[Items from a figure collection]
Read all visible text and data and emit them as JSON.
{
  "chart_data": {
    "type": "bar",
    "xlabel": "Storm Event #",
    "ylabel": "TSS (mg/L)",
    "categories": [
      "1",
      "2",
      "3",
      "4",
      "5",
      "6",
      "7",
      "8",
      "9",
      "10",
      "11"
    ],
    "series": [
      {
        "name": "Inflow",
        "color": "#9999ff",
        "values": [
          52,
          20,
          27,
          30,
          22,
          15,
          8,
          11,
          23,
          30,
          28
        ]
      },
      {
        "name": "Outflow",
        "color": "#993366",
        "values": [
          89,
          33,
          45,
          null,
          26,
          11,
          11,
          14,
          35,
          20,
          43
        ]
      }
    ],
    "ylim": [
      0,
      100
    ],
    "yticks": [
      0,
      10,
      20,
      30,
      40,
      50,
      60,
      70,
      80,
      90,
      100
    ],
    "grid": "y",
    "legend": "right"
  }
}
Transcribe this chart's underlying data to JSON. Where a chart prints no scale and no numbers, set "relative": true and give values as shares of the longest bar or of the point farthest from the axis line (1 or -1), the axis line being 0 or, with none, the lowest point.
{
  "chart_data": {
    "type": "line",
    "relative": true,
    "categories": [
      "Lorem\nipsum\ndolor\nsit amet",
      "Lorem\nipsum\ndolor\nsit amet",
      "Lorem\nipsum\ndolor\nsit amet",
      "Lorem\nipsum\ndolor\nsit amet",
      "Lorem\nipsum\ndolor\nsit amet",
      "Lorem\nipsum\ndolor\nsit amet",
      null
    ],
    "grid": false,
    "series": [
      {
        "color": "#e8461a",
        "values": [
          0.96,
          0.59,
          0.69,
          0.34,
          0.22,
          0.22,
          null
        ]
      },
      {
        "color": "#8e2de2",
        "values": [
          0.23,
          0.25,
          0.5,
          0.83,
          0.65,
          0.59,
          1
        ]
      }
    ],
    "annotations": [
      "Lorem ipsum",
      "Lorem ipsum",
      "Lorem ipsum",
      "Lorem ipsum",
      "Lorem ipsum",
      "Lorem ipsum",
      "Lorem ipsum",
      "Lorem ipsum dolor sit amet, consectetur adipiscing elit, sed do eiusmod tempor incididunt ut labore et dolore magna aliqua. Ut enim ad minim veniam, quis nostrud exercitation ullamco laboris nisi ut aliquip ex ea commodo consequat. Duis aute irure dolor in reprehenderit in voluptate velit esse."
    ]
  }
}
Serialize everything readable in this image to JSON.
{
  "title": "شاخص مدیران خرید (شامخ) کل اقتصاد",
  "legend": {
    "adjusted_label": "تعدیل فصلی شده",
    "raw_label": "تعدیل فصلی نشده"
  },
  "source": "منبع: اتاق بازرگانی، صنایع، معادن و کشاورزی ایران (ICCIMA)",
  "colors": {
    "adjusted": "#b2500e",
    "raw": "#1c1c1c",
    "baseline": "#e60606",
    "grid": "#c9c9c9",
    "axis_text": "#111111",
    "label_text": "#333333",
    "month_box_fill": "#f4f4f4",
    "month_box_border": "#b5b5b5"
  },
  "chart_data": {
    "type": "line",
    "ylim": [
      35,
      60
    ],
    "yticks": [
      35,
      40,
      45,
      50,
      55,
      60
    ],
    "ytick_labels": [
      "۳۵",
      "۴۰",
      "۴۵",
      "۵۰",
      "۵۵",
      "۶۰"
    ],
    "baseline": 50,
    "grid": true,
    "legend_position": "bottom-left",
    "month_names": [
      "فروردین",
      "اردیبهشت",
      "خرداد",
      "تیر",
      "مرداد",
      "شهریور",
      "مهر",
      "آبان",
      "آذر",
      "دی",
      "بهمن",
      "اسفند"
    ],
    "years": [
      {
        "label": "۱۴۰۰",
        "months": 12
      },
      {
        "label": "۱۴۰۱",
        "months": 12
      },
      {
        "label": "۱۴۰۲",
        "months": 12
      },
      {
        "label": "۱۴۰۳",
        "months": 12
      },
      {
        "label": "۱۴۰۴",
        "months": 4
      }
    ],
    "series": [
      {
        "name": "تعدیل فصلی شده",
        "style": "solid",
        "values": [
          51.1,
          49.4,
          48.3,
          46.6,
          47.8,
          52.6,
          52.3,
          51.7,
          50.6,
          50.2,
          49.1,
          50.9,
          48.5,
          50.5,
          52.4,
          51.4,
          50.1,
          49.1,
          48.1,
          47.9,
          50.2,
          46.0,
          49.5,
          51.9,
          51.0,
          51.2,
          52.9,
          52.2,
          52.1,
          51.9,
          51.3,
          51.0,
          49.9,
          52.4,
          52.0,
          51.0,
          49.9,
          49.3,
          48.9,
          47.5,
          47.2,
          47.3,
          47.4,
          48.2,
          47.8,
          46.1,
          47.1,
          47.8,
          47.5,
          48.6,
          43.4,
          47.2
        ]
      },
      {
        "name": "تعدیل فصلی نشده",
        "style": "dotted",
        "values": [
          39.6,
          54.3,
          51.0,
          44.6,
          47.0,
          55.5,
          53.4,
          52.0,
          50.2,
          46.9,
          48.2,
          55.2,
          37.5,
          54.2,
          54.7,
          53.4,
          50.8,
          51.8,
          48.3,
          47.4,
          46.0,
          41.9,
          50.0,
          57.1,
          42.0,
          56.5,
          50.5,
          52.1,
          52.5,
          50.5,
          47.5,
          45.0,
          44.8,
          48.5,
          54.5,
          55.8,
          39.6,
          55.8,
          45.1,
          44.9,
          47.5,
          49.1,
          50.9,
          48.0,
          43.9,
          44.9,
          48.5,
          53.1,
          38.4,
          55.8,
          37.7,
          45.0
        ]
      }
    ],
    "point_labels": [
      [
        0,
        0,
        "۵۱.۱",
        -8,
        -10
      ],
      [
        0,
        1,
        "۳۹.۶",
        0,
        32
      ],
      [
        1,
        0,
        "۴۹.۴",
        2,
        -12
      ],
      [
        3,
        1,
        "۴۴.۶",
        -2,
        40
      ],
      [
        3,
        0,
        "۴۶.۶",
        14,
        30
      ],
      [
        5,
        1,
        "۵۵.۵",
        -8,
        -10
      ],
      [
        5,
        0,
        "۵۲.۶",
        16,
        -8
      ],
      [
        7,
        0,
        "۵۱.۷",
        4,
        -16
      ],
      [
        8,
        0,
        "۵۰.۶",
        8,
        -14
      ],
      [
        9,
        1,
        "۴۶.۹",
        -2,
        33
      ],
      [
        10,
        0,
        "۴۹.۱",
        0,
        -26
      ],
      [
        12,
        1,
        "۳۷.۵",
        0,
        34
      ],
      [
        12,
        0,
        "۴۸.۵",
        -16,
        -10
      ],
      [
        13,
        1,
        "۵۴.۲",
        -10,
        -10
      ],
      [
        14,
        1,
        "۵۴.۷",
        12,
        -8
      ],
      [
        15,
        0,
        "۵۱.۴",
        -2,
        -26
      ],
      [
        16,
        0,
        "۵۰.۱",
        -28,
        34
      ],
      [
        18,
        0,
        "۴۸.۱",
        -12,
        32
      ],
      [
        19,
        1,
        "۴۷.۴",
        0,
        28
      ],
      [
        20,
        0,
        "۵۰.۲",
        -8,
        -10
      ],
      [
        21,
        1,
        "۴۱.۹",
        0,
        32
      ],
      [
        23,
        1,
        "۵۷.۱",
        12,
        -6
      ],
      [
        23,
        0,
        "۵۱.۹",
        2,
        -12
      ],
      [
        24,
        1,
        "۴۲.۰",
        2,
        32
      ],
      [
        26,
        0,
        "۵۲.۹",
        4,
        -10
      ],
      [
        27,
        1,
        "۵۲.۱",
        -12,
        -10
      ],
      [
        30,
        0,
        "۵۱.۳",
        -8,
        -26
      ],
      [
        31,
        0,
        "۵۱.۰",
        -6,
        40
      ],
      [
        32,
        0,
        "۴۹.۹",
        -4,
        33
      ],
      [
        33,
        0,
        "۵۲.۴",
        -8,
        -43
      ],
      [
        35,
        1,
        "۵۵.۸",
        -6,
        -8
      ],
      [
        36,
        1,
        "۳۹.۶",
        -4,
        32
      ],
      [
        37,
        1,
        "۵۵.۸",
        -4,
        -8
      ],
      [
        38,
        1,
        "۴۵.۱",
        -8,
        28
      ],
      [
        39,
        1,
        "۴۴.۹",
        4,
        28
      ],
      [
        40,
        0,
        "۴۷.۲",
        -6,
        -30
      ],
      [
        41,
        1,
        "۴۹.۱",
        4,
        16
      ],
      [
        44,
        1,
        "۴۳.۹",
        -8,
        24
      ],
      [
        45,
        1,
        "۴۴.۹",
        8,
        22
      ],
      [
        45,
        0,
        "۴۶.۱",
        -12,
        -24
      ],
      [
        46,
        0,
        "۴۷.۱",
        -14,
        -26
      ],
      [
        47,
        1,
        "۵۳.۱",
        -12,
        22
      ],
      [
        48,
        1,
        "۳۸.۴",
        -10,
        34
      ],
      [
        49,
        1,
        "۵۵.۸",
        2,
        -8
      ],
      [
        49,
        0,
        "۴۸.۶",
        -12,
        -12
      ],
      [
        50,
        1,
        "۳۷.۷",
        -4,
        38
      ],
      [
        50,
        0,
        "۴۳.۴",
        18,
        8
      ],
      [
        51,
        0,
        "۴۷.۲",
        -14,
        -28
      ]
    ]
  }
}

### Problem:
Each line that contains the string "relative" counts once; say how many there are and nothing else.

### Result of this task:
2